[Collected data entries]

────────

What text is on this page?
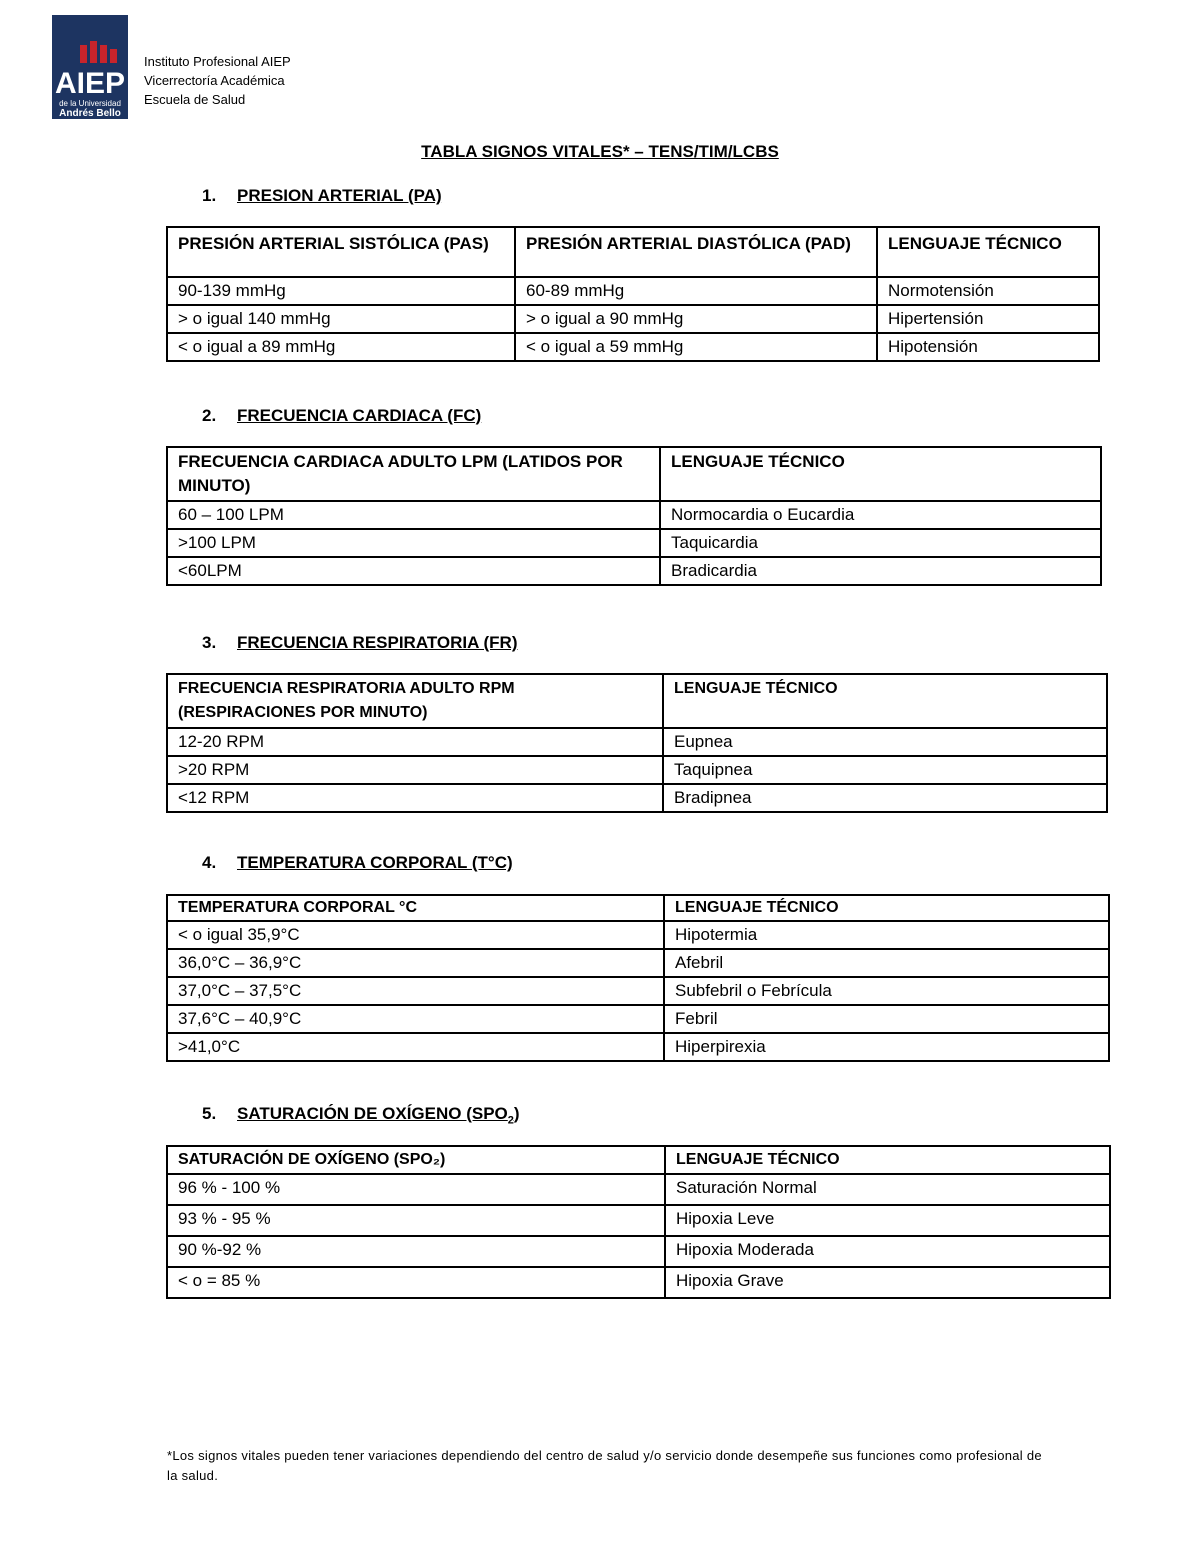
AIEP
de la Universidad
Andrés Bello
Instituto Profesional AIEP
Vicerrectoría Académica
Escuela de Salud
TABLA SIGNOS VITALES* – TENS/TIM/LCBS
1. PRESION ARTERIAL (PA)
PRESIÓN ARTERIAL SISTÓLICA (PAS)	PRESIÓN ARTERIAL DIASTÓLICA (PAD)	LENGUAJE TÉCNICO
90-139 mmHg	60-89 mmHg	Normotensión
> o igual 140 mmHg	> o igual a 90 mmHg	Hipertensión
< o igual a 89 mmHg	< o igual a 59 mmHg	Hipotensión
2. FRECUENCIA CARDIACA (FC)
FRECUENCIA CARDIACA ADULTO LPM (LATIDOS POR MINUTO)	LENGUAJE TÉCNICO
60 – 100 LPM	Normocardia o Eucardia
>100 LPM	Taquicardia
<60LPM	Bradicardia
3. FRECUENCIA RESPIRATORIA (FR)
FRECUENCIA RESPIRATORIA ADULTO RPM (RESPIRACIONES POR MINUTO)	LENGUAJE TÉCNICO
12-20 RPM	Eupnea
>20 RPM	Taquipnea
<12 RPM	Bradipnea
4. TEMPERATURA CORPORAL (T°C)
TEMPERATURA CORPORAL °C	LENGUAJE TÉCNICO
< o igual 35,9°C	Hipotermia
36,0°C – 36,9°C	Afebril
37,0°C – 37,5°C	Subfebril o Febrícula
37,6°C – 40,9°C	Febril
>41,0°C	Hiperpirexia
5. SATURACIÓN DE OXÍGENO $(SPO_2)$
SATURACIÓN DE OXÍGENO (SPO₂)	LENGUAJE TÉCNICO
96 % - 100 %	Saturación Normal
93 % - 95 %	Hipoxia Leve
90 %-92 %	Hipoxia Moderada
< o = 85 %	Hipoxia Grave
*Los signos vitales pueden tener variaciones dependiendo del centro de salud y/o servicio donde desempeñe sus funciones como profesional de la salud.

────────

*WHAT TO PRODUCE:* Output the entries above exactly. Drop the pictures.

*OUTPUT FOR THIS EXERCISE:*
What text is on this page?
AIEP
de la Universidad
Andrés Bello
Instituto Profesional AIEP
Vicerrectoría Académica
Escuela de Salud
TABLA SIGNOS VITALES* – TENS/TIM/LCBS
1. PRESION ARTERIAL (PA)
PRESIÓN ARTERIAL SISTÓLICA (PAS)	PRESIÓN ARTERIAL DIASTÓLICA (PAD)	LENGUAJE TÉCNICO
90-139 mmHg	60-89 mmHg	Normotensión
> o igual 140 mmHg	> o igual a 90 mmHg	Hipertensión
< o igual a 89 mmHg	< o igual a 59 mmHg	Hipotensión
2. FRECUENCIA CARDIACA (FC)
FRECUENCIA CARDIACA ADULTO LPM (LATIDOS POR MINUTO)	LENGUAJE TÉCNICO
60 – 100 LPM	Normocardia o Eucardia
>100 LPM	Taquicardia
<60LPM	Bradicardia
3. FRECUENCIA RESPIRATORIA (FR)
FRECUENCIA RESPIRATORIA ADULTO RPM (RESPIRACIONES POR MINUTO)	LENGUAJE TÉCNICO
12-20 RPM	Eupnea
>20 RPM	Taquipnea
<12 RPM	Bradipnea
4. TEMPERATURA CORPORAL (T°C)
TEMPERATURA CORPORAL °C	LENGUAJE TÉCNICO
< o igual 35,9°C	Hipotermia
36,0°C – 36,9°C	Afebril
37,0°C – 37,5°C	Subfebril o Febrícula
37,6°C – 40,9°C	Febril
>41,0°C	Hiperpirexia
5. SATURACIÓN DE OXÍGENO $(SPO_2)$
SATURACIÓN DE OXÍGENO (SPO₂)	LENGUAJE TÉCNICO
96 % - 100 %	Saturación Normal
93 % - 95 %	Hipoxia Leve
90 %-92 %	Hipoxia Moderada
< o = 85 %	Hipoxia Grave
*Los signos vitales pueden tener variaciones dependiendo del centro de salud y/o servicio donde desempeñe sus funciones como profesional de la salud.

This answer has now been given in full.